STATED EXERCISE — Show every line where "define" occurs.

PROVIDED INFORMATION —
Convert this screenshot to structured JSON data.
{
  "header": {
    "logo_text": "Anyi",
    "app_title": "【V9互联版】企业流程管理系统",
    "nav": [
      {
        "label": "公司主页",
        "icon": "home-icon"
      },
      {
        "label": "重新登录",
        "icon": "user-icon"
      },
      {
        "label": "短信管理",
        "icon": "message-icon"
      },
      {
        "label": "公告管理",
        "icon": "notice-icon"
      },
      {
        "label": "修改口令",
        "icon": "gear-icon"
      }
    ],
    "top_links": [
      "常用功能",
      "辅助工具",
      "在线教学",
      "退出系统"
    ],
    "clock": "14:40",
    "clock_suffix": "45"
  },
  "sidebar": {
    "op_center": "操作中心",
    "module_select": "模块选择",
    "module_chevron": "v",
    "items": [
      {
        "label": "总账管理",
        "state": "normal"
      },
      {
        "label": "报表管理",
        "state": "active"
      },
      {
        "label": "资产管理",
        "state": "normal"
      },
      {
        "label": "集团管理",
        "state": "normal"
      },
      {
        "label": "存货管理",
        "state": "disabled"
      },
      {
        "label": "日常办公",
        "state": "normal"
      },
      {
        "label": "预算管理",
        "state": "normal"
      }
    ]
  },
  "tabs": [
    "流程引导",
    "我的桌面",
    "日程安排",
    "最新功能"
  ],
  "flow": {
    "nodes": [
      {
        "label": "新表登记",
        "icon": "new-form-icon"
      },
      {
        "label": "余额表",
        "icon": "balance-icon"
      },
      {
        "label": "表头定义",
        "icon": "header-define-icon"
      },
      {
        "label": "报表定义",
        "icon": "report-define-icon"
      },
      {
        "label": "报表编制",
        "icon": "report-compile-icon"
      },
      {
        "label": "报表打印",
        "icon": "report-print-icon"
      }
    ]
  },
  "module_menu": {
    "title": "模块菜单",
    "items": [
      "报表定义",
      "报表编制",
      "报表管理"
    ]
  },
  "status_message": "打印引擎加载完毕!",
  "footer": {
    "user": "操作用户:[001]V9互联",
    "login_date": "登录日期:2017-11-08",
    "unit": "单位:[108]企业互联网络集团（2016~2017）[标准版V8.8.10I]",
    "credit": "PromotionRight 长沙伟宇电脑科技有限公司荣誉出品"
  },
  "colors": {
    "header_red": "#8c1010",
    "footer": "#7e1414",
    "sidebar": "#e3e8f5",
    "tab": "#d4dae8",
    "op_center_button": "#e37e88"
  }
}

RESPONSE BELOW —
        "icon": "header-define-icon"
        "icon": "report-define-icon"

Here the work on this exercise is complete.